TASK: How many of the lines below hold the word "навіть"? Answer only with the number.

╭─ SUPPLIED INFORMATION

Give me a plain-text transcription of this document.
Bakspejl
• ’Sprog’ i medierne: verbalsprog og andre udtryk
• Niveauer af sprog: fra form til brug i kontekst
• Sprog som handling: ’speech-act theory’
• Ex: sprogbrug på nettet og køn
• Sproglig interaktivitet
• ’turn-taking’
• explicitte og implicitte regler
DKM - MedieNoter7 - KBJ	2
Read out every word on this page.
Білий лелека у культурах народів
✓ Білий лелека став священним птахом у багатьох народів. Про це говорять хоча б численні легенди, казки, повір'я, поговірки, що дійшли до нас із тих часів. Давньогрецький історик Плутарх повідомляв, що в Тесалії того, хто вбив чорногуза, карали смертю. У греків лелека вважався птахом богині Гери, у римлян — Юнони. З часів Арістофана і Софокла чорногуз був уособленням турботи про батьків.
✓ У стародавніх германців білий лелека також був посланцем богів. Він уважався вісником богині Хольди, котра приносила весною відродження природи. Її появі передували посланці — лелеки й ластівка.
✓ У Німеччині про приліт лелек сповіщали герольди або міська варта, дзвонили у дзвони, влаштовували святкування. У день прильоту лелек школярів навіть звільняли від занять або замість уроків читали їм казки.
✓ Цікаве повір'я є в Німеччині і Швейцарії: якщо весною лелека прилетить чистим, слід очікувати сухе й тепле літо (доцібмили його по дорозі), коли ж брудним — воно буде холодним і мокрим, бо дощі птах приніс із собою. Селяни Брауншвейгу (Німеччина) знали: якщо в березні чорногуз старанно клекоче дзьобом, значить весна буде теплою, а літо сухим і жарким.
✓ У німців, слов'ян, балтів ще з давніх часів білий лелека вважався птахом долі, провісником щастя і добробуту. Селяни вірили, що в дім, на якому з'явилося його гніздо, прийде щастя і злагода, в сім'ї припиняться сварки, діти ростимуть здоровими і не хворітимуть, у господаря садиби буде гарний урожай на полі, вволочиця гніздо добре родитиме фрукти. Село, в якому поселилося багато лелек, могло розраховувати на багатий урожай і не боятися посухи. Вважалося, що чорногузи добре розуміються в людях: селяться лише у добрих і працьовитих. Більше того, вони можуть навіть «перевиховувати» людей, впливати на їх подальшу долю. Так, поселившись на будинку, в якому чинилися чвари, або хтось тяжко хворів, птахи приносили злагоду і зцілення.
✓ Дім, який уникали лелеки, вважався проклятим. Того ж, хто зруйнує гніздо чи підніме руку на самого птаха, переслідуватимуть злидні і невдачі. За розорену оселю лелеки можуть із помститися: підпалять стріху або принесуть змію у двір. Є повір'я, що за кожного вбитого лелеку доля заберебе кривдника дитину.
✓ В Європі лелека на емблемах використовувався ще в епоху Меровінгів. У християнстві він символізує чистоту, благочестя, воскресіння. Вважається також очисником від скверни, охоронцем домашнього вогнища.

╰─

REPLY: 2